## Record excerpts
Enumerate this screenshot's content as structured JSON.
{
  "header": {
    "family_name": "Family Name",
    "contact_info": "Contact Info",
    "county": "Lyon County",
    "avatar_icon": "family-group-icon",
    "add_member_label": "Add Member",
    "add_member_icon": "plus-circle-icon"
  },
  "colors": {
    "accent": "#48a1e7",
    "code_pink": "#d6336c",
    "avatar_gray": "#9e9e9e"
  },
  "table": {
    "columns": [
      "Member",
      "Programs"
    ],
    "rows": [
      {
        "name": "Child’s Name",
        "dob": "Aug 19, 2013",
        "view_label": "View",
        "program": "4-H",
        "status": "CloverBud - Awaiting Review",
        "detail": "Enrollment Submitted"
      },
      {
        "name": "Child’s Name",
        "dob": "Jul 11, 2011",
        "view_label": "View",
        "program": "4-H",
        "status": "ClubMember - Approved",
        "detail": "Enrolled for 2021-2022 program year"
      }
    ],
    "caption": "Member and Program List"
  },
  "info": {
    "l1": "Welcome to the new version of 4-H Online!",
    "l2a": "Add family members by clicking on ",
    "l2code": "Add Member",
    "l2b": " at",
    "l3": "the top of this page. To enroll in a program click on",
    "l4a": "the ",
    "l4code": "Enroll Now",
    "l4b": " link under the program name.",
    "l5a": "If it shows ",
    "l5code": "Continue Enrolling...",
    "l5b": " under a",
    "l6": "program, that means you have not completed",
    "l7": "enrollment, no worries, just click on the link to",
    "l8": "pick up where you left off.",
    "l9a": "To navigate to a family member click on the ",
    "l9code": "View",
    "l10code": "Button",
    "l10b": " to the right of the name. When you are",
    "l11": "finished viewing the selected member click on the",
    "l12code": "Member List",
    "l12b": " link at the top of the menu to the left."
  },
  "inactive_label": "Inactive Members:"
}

## What is needed
Count the lines of the listing above that include the word "status" and state the total with nothing else.

## Task result
2